PROVIDED DATA:
╔══
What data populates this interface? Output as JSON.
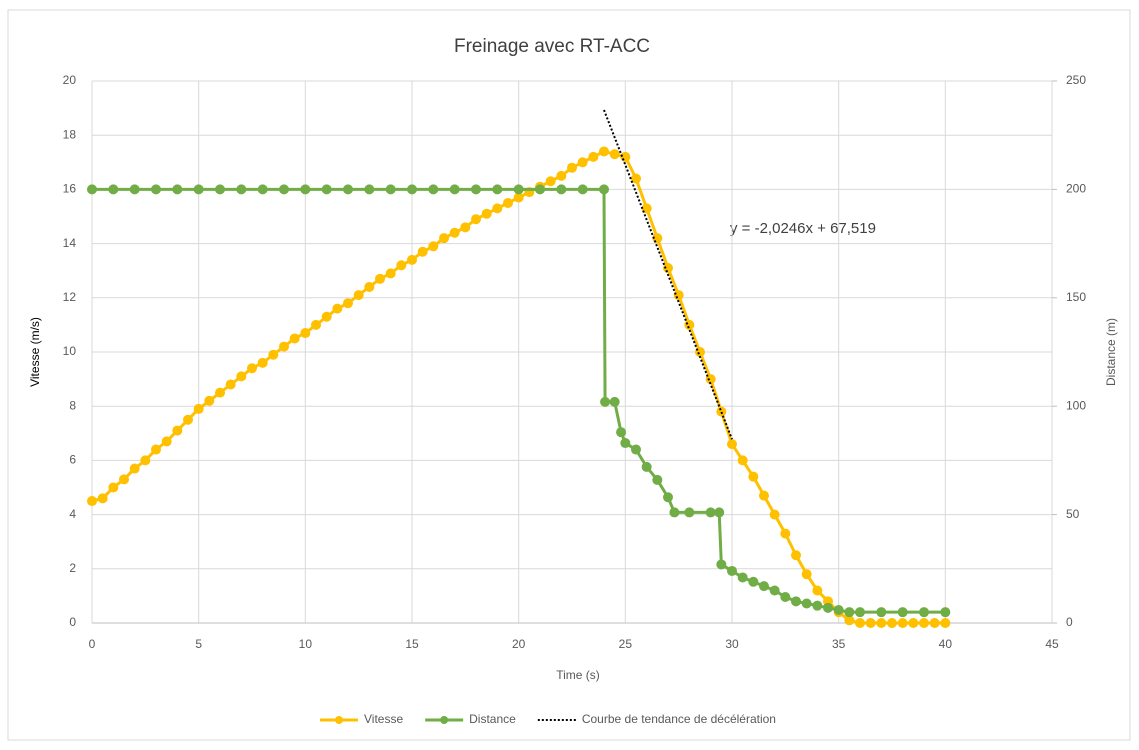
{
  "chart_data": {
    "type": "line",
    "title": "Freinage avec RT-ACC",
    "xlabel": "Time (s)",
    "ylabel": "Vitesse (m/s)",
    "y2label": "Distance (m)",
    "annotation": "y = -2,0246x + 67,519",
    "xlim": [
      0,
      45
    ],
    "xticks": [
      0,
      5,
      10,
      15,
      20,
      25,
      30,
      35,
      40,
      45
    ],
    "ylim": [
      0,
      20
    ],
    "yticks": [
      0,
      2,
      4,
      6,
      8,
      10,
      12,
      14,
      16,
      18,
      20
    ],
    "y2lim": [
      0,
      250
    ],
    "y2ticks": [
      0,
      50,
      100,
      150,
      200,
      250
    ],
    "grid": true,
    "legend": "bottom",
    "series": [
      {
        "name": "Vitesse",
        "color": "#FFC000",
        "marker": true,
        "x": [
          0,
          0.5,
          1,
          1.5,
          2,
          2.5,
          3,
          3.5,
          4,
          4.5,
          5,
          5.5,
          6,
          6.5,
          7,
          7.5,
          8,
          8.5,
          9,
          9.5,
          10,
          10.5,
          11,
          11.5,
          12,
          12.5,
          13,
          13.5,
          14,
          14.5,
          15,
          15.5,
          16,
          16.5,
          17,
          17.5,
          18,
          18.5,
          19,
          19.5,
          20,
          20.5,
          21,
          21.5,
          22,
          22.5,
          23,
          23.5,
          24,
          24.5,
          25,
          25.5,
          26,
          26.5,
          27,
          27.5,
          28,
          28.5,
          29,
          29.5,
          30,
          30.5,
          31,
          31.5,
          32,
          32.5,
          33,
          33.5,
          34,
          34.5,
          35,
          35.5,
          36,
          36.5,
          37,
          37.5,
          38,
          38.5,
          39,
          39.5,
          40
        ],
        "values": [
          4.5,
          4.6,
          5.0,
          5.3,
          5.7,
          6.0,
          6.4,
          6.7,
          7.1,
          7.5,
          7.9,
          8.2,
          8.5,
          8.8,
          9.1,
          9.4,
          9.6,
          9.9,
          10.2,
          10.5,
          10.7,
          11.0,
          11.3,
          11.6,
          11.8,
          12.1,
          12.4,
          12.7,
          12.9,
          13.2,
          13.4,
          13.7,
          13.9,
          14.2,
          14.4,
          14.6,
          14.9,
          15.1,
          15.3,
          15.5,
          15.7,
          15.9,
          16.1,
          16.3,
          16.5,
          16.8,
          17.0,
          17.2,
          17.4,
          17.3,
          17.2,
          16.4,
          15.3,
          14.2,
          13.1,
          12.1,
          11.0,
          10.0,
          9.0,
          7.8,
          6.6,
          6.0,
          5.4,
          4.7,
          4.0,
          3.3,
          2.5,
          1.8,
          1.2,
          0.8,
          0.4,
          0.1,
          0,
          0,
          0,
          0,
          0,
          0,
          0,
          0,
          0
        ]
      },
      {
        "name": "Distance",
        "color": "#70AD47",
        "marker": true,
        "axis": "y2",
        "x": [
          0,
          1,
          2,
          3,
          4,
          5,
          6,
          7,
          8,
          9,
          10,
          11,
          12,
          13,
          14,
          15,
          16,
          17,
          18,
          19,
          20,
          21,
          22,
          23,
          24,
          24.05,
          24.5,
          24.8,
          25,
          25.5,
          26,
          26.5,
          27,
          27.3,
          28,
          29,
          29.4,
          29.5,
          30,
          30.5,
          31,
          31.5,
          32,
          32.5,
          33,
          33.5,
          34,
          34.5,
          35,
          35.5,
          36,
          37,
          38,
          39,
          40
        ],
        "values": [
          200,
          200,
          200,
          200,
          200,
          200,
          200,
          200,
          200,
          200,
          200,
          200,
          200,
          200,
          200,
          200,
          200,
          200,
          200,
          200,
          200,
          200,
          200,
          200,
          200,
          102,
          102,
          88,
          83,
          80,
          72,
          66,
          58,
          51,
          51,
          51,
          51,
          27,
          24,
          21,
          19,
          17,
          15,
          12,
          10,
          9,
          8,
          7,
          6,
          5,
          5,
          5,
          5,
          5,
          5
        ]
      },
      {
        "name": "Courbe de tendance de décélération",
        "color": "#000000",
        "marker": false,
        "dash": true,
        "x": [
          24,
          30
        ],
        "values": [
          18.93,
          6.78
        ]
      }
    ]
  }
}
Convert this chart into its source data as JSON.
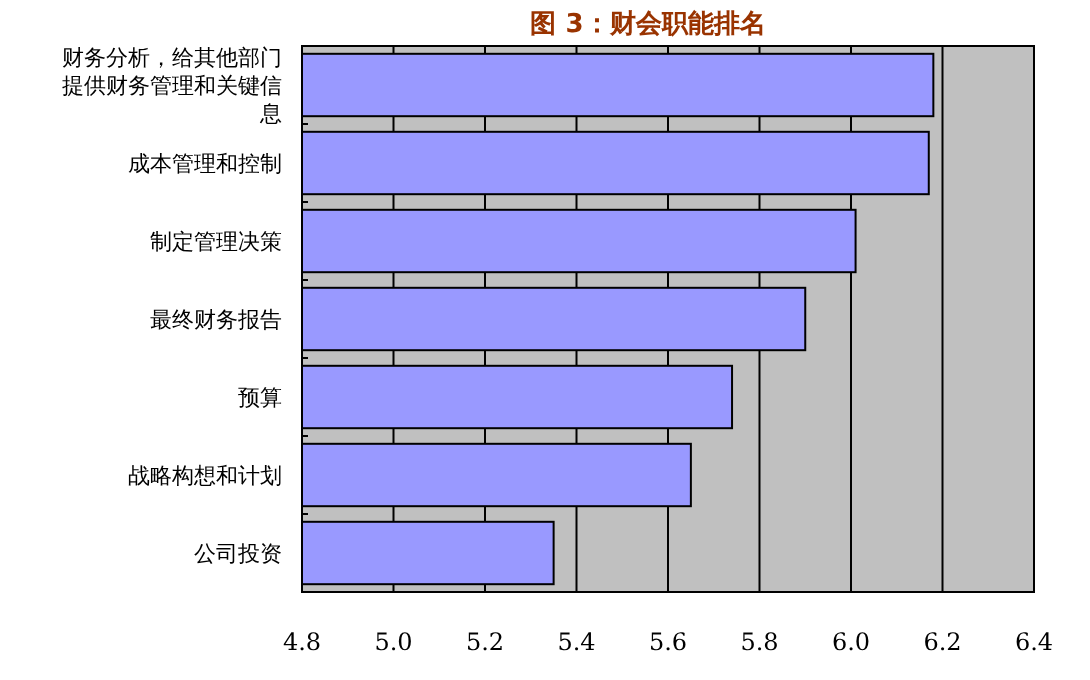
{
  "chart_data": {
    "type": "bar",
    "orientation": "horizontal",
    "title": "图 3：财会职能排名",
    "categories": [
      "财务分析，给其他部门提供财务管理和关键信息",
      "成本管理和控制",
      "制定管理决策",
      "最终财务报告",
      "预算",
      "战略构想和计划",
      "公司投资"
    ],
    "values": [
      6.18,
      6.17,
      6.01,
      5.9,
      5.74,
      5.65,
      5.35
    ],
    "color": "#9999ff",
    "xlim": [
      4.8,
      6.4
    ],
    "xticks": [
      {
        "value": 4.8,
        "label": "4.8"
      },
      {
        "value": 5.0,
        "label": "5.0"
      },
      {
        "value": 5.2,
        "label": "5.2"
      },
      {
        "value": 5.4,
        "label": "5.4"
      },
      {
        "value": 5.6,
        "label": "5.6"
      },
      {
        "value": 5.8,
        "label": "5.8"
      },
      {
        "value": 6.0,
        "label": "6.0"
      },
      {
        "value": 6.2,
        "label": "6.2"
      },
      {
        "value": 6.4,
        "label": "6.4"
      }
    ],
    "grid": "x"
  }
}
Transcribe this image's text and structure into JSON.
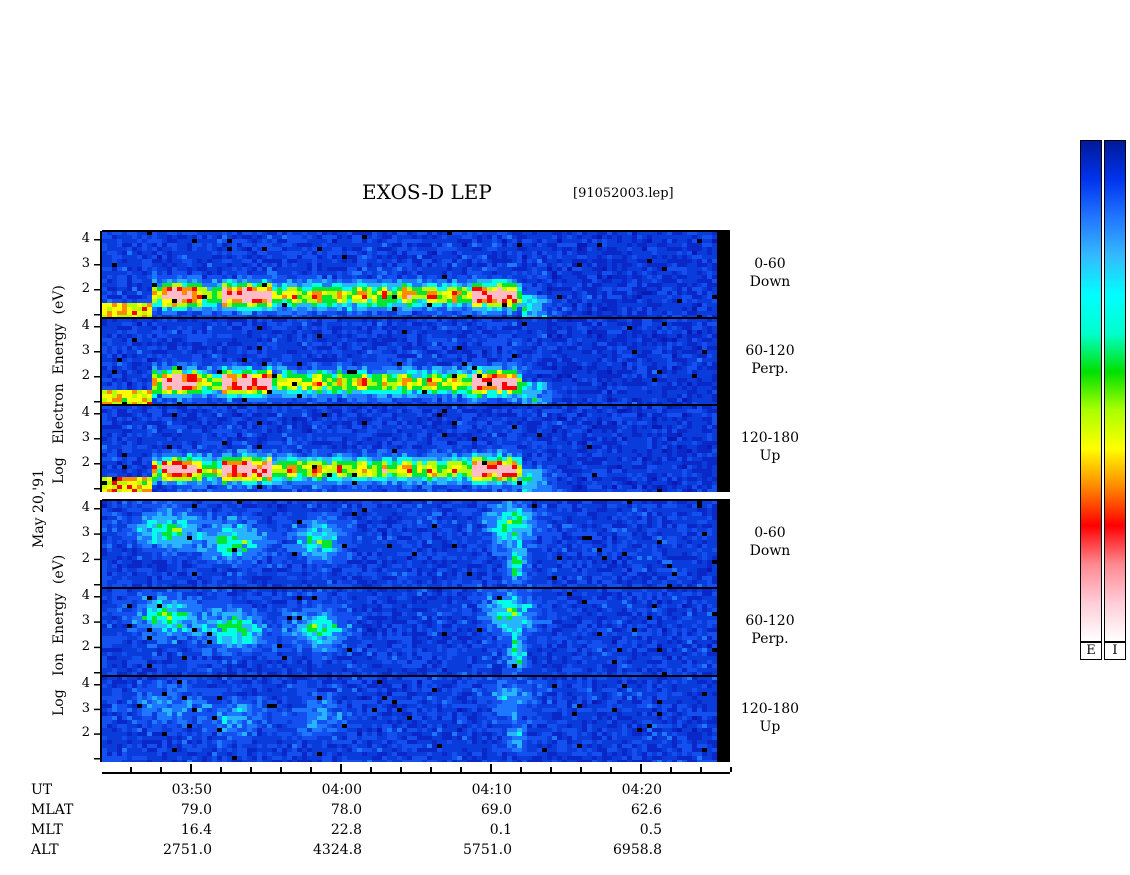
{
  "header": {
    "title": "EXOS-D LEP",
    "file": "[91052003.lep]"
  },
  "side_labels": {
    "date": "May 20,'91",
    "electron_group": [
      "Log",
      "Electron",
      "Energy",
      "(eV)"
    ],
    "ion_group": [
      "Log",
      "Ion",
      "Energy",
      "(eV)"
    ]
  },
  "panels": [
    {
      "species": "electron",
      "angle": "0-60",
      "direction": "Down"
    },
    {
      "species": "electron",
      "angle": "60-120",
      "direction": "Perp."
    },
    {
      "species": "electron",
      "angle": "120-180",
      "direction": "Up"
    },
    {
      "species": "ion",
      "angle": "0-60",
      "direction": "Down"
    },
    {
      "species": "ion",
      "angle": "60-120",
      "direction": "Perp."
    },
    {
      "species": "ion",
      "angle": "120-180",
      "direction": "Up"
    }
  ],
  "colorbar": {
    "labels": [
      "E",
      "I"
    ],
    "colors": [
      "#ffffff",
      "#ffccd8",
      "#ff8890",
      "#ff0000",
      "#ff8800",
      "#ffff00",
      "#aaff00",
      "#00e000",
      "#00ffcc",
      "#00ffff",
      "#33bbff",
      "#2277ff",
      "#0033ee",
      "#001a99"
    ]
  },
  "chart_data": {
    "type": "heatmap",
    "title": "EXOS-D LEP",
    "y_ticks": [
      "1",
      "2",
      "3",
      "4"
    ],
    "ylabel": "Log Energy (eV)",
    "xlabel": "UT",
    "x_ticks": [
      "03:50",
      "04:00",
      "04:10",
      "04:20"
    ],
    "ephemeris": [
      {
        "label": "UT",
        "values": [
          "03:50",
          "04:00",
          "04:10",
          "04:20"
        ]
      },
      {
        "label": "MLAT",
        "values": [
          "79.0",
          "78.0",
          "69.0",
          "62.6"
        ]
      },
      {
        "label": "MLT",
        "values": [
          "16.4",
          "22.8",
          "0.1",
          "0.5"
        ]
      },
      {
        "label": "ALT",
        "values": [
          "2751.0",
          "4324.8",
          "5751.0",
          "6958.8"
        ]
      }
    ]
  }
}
╚══
GIVEN PROBLEM:
Every record above should be transcribed exactly; the pictures stay out of the copy.

EXERCISE SOLUTION:
What data populates this interface? Output as JSON.
{
  "chart_data": {
    "type": "line",
    "title": "Freinage avec RT-ACC",
    "xlabel": "Time (s)",
    "ylabel": "Vitesse (m/s)",
    "y2label": "Distance (m)",
    "annotation": "y = -2,0246x + 67,519",
    "xlim": [
      0,
      45
    ],
    "xticks": [
      0,
      5,
      10,
      15,
      20,
      25,
      30,
      35,
      40,
      45
    ],
    "ylim": [
      0,
      20
    ],
    "yticks": [
      0,
      2,
      4,
      6,
      8,
      10,
      12,
      14,
      16,
      18,
      20
    ],
    "y2lim": [
      0,
      250
    ],
    "y2ticks": [
      0,
      50,
      100,
      150,
      200,
      250
    ],
    "grid": true,
    "legend": "bottom",
    "series": [
      {
        "name": "Vitesse",
        "color": "#FFC000",
        "marker": true,
        "x": [
          0,
          0.5,
          1,
          1.5,
          2,
          2.5,
          3,
          3.5,
          4,
          4.5,
          5,
          5.5,
          6,
          6.5,
          7,
          7.5,
          8,
          8.5,
          9,
          9.5,
          10,
          10.5,
          11,
          11.5,
          12,
          12.5,
          13,
          13.5,
          14,
          14.5,
          15,
          15.5,
          16,
          16.5,
          17,
          17.5,
          18,
          18.5,
          19,
          19.5,
          20,
          20.5,
          21,
          21.5,
          22,
          22.5,
          23,
          23.5,
          24,
          24.5,
          25,
          25.5,
          26,
          26.5,
          27,
          27.5,
          28,
          28.5,
          29,
          29.5,
          30,
          30.5,
          31,
          31.5,
          32,
          32.5,
          33,
          33.5,
          34,
          34.5,
          35,
          35.5,
          36,
          36.5,
          37,
          37.5,
          38,
          38.5,
          39,
          39.5,
          40
        ],
        "values": [
          4.5,
          4.6,
          5.0,
          5.3,
          5.7,
          6.0,
          6.4,
          6.7,
          7.1,
          7.5,
          7.9,
          8.2,
          8.5,
          8.8,
          9.1,
          9.4,
          9.6,
          9.9,
          10.2,
          10.5,
          10.7,
          11.0,
          11.3,
          11.6,
          11.8,
          12.1,
          12.4,
          12.7,
          12.9,
          13.2,
          13.4,
          13.7,
          13.9,
          14.2,
          14.4,
          14.6,
          14.9,
          15.1,
          15.3,
          15.5,
          15.7,
          15.9,
          16.1,
          16.3,
          16.5,
          16.8,
          17.0,
          17.2,
          17.4,
          17.3,
          17.2,
          16.4,
          15.3,
          14.2,
          13.1,
          12.1,
          11.0,
          10.0,
          9.0,
          7.8,
          6.6,
          6.0,
          5.4,
          4.7,
          4.0,
          3.3,
          2.5,
          1.8,
          1.2,
          0.8,
          0.4,
          0.1,
          0,
          0,
          0,
          0,
          0,
          0,
          0,
          0,
          0
        ]
      },
      {
        "name": "Distance",
        "color": "#70AD47",
        "marker": true,
        "axis": "y2",
        "x": [
          0,
          1,
          2,
          3,
          4,
          5,
          6,
          7,
          8,
          9,
          10,
          11,
          12,
          13,
          14,
          15,
          16,
          17,
          18,
          19,
          20,
          21,
          22,
          23,
          24,
          24.05,
          24.5,
          24.8,
          25,
          25.5,
          26,
          26.5,
          27,
          27.3,
          28,
          29,
          29.4,
          29.5,
          30,
          30.5,
          31,
          31.5,
          32,
          32.5,
          33,
          33.5,
          34,
          34.5,
          35,
          35.5,
          36,
          37,
          38,
          39,
          40
        ],
        "values": [
          200,
          200,
          200,
          200,
          200,
          200,
          200,
          200,
          200,
          200,
          200,
          200,
          200,
          200,
          200,
          200,
          200,
          200,
          200,
          200,
          200,
          200,
          200,
          200,
          200,
          102,
          102,
          88,
          83,
          80,
          72,
          66,
          58,
          51,
          51,
          51,
          51,
          27,
          24,
          21,
          19,
          17,
          15,
          12,
          10,
          9,
          8,
          7,
          6,
          5,
          5,
          5,
          5,
          5,
          5
        ]
      },
      {
        "name": "Courbe de tendance de décélération",
        "color": "#000000",
        "marker": false,
        "dash": true,
        "x": [
          24,
          30
        ],
        "values": [
          18.93,
          6.78
        ]
      }
    ]
  }
}
Convert this chart into its source data as JSON.
{
  "chart_data": {
    "type": "bar",
    "orientation": "horizontal",
    "title": "图 3：财会职能排名",
    "categories": [
      "财务分析，给其他部门提供财务管理和关键信息",
      "成本管理和控制",
      "制定管理决策",
      "最终财务报告",
      "预算",
      "战略构想和计划",
      "公司投资"
    ],
    "values": [
      6.18,
      6.17,
      6.01,
      5.9,
      5.74,
      5.65,
      5.35
    ],
    "color": "#9999ff",
    "xlim": [
      4.8,
      6.4
    ],
    "xticks": [
      {
        "value": 4.8,
        "label": "4.8"
      },
      {
        "value": 5.0,
        "label": "5.0"
      },
      {
        "value": 5.2,
        "label": "5.2"
      },
      {
        "value": 5.4,
        "label": "5.4"
      },
      {
        "value": 5.6,
        "label": "5.6"
      },
      {
        "value": 5.8,
        "label": "5.8"
      },
      {
        "value": 6.0,
        "label": "6.0"
      },
      {
        "value": 6.2,
        "label": "6.2"
      },
      {
        "value": 6.4,
        "label": "6.4"
      }
    ],
    "grid": "x"
  }
}
Transcribe this image's text and structure into JSON.
{
  "header": {
    "title": "EXOS-D LEP",
    "file": "[91052003.lep]"
  },
  "side_labels": {
    "date": "May 20,'91",
    "electron_group": [
      "Log",
      "Electron",
      "Energy",
      "(eV)"
    ],
    "ion_group": [
      "Log",
      "Ion",
      "Energy",
      "(eV)"
    ]
  },
  "panels": [
    {
      "species": "electron",
      "angle": "0-60",
      "direction": "Down"
    },
    {
      "species": "electron",
      "angle": "60-120",
      "direction": "Perp."
    },
    {
      "species": "electron",
      "angle": "120-180",
      "direction": "Up"
    },
    {
      "species": "ion",
      "angle": "0-60",
      "direction": "Down"
    },
    {
      "species": "ion",
      "angle": "60-120",
      "direction": "Perp."
    },
    {
      "species": "ion",
      "angle": "120-180",
      "direction": "Up"
    }
  ],
  "colorbar": {
    "labels": [
      "E",
      "I"
    ],
    "colors": [
      "#ffffff",
      "#ffccd8",
      "#ff8890",
      "#ff0000",
      "#ff8800",
      "#ffff00",
      "#aaff00",
      "#00e000",
      "#00ffcc",
      "#00ffff",
      "#33bbff",
      "#2277ff",
      "#0033ee",
      "#001a99"
    ]
  },
  "chart_data": {
    "type": "heatmap",
    "title": "EXOS-D LEP",
    "y_ticks": [
      "1",
      "2",
      "3",
      "4"
    ],
    "ylabel": "Log Energy (eV)",
    "xlabel": "UT",
    "x_ticks": [
      "03:50",
      "04:00",
      "04:10",
      "04:20"
    ],
    "ephemeris": [
      {
        "label": "UT",
        "values": [
          "03:50",
          "04:00",
          "04:10",
          "04:20"
        ]
      },
      {
        "label": "MLAT",
        "values": [
          "79.0",
          "78.0",
          "69.0",
          "62.6"
        ]
      },
      {
        "label": "MLT",
        "values": [
          "16.4",
          "22.8",
          "0.1",
          "0.5"
        ]
      },
      {
        "label": "ALT",
        "values": [
          "2751.0",
          "4324.8",
          "5751.0",
          "6958.8"
        ]
      }
    ]
  }
}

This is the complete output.